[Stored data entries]
────────────────
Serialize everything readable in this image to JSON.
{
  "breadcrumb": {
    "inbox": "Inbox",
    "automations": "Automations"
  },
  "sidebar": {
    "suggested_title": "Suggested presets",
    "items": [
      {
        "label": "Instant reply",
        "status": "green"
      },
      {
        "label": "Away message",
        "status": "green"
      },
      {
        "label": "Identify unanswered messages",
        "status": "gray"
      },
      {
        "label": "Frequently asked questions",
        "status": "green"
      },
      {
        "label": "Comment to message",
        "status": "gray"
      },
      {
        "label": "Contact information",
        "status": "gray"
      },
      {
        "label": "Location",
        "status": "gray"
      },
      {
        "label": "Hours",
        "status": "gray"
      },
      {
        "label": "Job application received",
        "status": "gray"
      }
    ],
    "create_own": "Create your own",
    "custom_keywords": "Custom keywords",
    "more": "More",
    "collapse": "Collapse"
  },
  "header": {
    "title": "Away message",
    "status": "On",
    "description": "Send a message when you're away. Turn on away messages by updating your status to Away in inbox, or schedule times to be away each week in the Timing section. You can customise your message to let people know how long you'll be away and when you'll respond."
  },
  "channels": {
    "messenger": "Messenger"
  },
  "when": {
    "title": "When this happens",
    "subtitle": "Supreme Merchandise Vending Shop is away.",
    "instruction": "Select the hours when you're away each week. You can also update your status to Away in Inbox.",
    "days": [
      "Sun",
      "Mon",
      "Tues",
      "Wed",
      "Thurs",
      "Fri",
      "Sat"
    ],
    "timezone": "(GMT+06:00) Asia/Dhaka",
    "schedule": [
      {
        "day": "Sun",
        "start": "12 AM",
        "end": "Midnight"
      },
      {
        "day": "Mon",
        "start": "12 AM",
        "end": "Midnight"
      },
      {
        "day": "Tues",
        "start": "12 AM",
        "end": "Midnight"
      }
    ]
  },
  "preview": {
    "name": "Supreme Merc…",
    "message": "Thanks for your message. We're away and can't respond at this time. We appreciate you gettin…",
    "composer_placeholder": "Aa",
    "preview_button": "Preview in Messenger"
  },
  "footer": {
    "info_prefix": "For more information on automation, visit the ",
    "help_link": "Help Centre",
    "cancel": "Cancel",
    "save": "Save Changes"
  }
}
────────────────
◆ **OBJECTIVE**: Look over the material above and show each line where "Messenger" appears.

◆ **EXERCISE SOLUTION**:
    "messenger": "Messenger"
    "preview_button": "Preview in Messenger"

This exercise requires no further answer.